:: Data to use ::
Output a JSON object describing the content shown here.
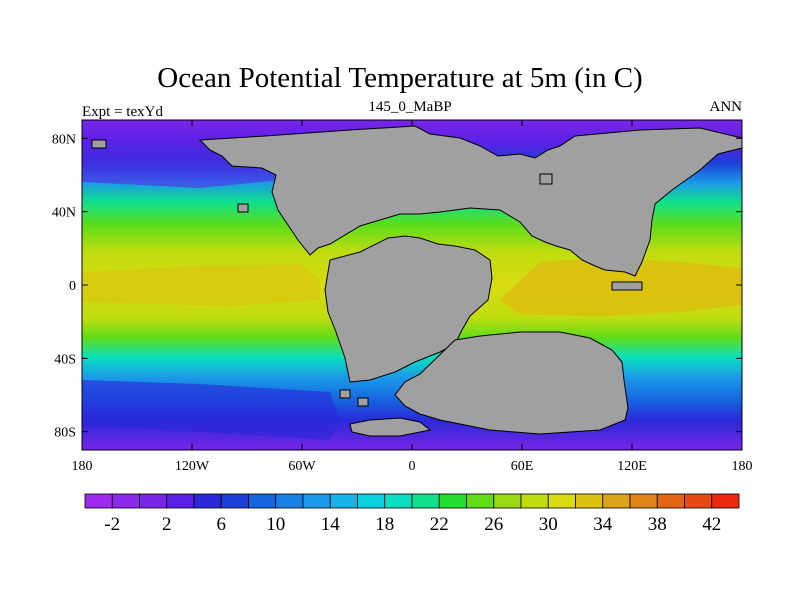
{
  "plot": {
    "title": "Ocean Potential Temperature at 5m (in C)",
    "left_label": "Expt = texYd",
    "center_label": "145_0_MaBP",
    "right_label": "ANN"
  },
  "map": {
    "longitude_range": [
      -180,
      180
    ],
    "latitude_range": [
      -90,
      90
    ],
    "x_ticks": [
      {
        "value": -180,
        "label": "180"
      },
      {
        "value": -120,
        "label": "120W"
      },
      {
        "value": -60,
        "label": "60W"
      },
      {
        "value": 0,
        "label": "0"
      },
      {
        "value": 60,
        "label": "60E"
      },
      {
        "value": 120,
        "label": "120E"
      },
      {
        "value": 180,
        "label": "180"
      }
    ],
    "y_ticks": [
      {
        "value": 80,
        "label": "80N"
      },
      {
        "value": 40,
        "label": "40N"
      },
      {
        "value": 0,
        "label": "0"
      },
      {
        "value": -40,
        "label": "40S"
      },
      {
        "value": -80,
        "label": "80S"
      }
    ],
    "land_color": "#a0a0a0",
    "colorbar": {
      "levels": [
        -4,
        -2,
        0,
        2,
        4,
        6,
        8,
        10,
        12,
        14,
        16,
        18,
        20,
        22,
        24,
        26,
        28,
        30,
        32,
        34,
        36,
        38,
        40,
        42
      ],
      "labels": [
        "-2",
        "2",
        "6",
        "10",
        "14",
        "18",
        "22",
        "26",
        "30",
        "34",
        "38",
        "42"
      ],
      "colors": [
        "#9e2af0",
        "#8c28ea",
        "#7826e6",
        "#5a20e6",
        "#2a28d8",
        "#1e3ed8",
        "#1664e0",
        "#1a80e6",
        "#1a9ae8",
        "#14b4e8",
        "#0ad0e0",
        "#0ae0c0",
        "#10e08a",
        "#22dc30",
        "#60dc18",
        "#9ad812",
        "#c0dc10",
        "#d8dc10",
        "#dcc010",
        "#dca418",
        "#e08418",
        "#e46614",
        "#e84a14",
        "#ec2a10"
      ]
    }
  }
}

...

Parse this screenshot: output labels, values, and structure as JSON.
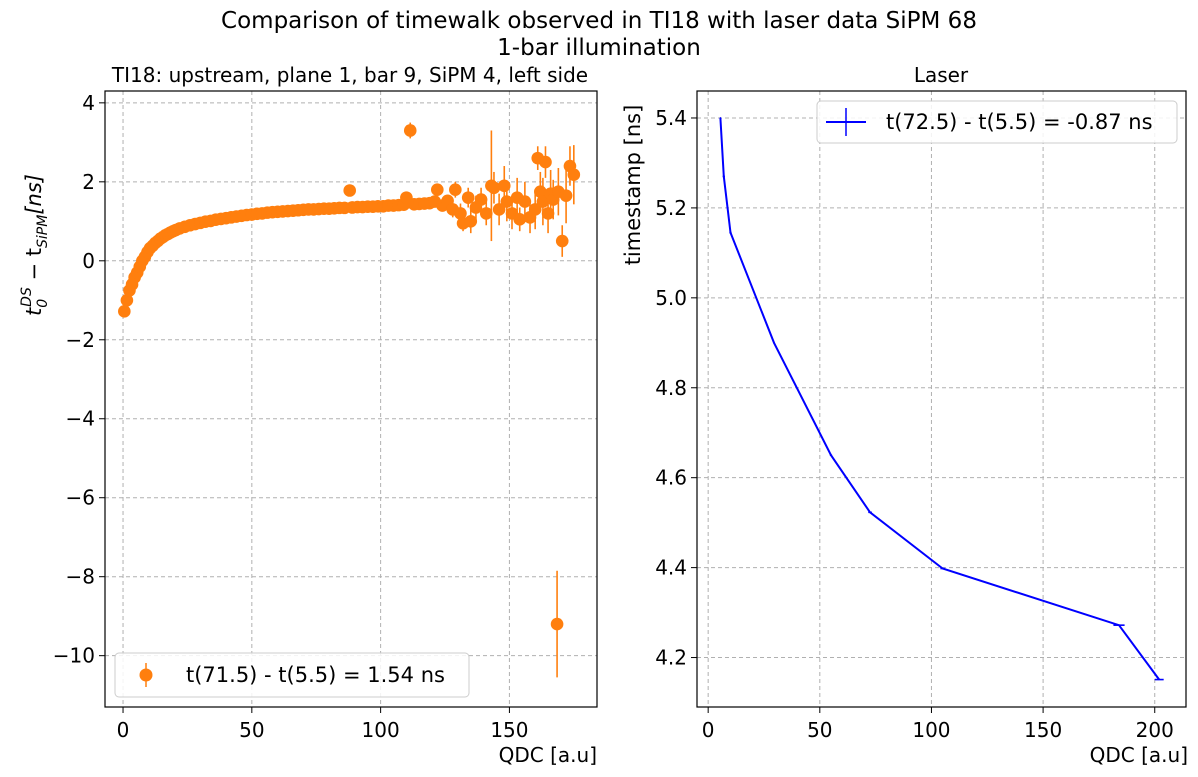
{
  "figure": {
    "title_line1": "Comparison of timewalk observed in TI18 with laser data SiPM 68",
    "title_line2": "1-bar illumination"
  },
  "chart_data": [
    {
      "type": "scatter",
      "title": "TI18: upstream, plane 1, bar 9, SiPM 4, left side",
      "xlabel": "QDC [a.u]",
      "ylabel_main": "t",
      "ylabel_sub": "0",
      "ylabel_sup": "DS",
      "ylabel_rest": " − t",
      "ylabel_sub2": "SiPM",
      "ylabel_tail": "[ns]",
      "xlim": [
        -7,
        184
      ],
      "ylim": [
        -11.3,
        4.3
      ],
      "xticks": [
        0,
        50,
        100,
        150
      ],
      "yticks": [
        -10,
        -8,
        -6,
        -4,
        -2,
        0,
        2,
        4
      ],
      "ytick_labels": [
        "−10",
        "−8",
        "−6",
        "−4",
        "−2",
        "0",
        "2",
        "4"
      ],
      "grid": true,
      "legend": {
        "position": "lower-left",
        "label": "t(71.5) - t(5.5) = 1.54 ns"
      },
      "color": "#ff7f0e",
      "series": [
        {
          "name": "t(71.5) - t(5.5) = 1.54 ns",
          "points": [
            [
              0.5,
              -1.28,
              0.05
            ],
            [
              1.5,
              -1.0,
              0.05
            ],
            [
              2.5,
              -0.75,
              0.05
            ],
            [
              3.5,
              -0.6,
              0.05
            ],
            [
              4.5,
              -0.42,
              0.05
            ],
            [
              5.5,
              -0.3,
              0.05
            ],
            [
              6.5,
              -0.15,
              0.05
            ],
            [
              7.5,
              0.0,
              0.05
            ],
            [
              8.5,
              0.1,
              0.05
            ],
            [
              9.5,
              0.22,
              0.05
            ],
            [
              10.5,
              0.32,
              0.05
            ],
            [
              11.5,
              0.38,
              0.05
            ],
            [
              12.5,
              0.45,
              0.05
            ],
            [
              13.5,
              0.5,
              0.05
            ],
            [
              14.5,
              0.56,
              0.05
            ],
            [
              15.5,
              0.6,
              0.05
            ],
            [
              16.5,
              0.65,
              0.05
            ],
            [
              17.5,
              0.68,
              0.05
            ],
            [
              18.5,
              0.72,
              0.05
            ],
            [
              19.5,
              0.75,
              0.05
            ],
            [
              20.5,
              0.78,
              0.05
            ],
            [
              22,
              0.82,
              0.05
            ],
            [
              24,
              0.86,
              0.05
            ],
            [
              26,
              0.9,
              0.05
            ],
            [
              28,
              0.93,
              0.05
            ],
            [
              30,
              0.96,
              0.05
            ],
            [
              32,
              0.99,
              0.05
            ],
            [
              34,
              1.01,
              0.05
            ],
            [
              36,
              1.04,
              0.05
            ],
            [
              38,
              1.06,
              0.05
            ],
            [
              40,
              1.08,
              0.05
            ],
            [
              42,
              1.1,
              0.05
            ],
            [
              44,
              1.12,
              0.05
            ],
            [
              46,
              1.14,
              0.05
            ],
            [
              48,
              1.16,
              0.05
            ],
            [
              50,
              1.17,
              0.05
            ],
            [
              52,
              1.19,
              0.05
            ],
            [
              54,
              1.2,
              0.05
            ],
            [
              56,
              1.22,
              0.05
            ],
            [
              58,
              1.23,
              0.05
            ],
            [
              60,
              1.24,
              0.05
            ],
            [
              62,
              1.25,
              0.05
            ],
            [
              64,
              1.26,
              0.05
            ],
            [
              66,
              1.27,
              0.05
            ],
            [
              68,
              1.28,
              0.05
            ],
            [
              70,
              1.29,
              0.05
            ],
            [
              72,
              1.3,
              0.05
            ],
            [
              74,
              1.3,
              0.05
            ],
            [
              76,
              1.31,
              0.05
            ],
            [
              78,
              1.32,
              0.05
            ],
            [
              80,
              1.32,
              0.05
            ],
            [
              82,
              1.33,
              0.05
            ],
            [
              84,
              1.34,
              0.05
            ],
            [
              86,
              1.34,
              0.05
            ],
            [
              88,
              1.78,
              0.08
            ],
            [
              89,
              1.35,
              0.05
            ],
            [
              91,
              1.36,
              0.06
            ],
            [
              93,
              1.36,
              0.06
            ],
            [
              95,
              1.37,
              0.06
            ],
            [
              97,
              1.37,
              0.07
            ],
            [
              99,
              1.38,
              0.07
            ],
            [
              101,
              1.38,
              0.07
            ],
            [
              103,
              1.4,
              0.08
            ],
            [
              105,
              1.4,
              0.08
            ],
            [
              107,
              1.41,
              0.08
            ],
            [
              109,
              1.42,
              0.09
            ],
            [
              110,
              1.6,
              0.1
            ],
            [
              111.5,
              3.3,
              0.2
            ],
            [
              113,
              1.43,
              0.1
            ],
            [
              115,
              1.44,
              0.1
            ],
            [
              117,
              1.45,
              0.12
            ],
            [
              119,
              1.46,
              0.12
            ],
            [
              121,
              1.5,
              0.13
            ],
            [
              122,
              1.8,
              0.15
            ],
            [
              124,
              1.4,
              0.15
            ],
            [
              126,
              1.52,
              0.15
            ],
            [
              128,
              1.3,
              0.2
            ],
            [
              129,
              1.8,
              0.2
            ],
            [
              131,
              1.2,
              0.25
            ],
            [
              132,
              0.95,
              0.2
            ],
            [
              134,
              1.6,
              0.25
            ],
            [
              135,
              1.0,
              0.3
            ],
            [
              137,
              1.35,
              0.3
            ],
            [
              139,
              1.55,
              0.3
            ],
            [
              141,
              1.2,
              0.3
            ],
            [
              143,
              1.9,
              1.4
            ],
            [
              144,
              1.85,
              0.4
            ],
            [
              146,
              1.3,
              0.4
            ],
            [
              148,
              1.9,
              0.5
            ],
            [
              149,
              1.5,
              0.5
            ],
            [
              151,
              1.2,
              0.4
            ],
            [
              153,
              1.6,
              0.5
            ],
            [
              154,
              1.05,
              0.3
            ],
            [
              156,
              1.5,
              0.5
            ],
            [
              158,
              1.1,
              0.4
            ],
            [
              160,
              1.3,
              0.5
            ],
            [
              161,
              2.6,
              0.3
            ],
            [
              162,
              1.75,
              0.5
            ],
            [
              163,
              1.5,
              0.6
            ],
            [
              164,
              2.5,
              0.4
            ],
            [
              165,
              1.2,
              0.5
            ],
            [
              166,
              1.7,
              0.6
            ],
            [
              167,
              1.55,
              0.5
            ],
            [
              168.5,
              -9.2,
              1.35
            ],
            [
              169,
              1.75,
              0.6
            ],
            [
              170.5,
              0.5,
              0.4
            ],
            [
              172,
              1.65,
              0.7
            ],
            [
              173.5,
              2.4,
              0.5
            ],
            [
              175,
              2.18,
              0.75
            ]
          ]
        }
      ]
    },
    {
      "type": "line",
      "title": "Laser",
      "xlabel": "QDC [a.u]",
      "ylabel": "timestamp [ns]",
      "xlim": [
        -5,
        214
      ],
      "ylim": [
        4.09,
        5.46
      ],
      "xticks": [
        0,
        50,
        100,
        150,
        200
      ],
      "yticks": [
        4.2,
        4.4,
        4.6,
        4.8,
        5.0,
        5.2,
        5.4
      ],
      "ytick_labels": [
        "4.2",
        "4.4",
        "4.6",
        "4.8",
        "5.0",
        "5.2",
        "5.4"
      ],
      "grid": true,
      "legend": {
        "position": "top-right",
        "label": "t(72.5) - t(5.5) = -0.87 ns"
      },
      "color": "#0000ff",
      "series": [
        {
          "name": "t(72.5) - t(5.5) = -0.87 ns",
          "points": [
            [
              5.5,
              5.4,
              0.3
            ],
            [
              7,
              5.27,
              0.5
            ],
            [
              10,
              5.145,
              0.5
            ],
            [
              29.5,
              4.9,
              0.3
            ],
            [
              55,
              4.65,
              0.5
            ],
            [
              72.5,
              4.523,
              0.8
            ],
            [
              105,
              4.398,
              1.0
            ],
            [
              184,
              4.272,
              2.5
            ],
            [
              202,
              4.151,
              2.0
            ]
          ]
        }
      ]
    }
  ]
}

==

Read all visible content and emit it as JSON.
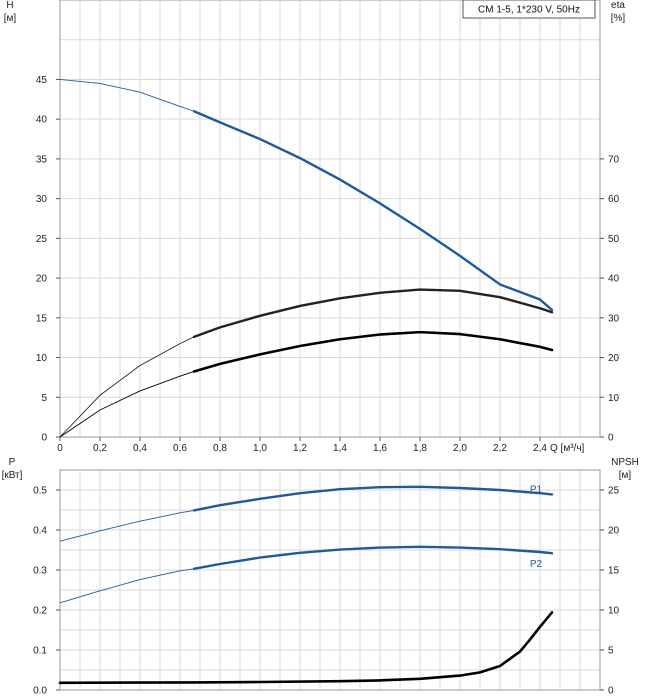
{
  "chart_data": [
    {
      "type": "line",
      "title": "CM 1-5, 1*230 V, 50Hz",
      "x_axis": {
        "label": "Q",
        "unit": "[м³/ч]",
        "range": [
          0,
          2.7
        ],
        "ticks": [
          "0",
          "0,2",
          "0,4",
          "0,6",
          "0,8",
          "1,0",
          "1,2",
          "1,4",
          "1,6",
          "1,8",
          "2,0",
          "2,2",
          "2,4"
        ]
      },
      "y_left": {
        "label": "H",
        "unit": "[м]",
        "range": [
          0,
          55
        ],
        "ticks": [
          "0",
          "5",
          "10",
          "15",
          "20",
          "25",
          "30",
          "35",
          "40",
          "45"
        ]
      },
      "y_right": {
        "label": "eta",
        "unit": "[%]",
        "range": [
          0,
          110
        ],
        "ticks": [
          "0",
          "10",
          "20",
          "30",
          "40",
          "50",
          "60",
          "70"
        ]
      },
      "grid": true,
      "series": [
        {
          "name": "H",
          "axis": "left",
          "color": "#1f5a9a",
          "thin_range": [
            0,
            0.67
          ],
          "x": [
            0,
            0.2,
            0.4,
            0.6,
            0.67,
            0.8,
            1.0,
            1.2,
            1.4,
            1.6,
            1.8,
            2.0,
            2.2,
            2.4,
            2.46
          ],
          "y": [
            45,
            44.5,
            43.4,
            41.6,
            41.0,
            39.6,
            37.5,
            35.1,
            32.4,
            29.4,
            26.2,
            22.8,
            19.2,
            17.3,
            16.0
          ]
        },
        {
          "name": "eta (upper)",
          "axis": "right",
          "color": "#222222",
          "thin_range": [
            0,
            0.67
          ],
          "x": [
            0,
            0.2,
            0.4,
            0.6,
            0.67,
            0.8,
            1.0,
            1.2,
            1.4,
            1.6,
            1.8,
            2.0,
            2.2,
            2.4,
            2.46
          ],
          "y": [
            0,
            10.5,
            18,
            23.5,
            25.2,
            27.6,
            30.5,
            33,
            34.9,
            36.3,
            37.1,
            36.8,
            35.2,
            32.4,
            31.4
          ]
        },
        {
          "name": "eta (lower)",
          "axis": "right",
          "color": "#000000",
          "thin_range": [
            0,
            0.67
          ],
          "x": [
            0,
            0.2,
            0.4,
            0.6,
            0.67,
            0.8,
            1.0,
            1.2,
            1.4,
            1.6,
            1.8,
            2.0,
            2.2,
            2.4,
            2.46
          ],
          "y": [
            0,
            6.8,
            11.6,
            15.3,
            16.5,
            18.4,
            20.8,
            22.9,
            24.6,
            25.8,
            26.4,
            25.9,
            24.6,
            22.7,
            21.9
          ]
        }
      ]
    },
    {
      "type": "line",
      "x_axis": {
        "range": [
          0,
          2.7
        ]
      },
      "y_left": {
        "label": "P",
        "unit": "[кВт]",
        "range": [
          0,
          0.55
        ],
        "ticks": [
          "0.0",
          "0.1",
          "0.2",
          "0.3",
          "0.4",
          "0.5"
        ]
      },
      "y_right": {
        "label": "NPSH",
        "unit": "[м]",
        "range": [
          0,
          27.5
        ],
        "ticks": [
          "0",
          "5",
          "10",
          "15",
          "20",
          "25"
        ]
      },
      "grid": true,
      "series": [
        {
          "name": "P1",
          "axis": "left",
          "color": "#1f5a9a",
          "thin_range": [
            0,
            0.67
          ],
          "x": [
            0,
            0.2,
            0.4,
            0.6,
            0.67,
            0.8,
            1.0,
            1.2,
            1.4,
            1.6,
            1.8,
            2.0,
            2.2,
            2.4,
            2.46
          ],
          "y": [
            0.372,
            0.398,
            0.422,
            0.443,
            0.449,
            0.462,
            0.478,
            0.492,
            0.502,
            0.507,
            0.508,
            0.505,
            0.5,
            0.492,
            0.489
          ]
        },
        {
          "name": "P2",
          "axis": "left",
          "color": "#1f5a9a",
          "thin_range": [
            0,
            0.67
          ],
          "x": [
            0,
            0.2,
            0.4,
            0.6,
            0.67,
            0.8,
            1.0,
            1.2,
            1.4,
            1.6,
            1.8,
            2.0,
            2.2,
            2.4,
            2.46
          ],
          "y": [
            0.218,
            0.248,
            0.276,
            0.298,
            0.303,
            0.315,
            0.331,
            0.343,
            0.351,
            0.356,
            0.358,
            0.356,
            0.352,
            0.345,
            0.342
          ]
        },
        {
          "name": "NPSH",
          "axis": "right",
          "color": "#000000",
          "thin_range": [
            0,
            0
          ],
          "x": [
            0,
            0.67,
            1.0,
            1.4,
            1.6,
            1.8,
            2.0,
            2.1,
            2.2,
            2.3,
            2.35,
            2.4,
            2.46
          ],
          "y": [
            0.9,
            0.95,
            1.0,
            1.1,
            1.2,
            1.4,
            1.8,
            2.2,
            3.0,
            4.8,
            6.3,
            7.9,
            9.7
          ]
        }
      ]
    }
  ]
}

:: What the task asks ::
Count each line where the string "name" occurs, and write only the number.

:: Task result ::
8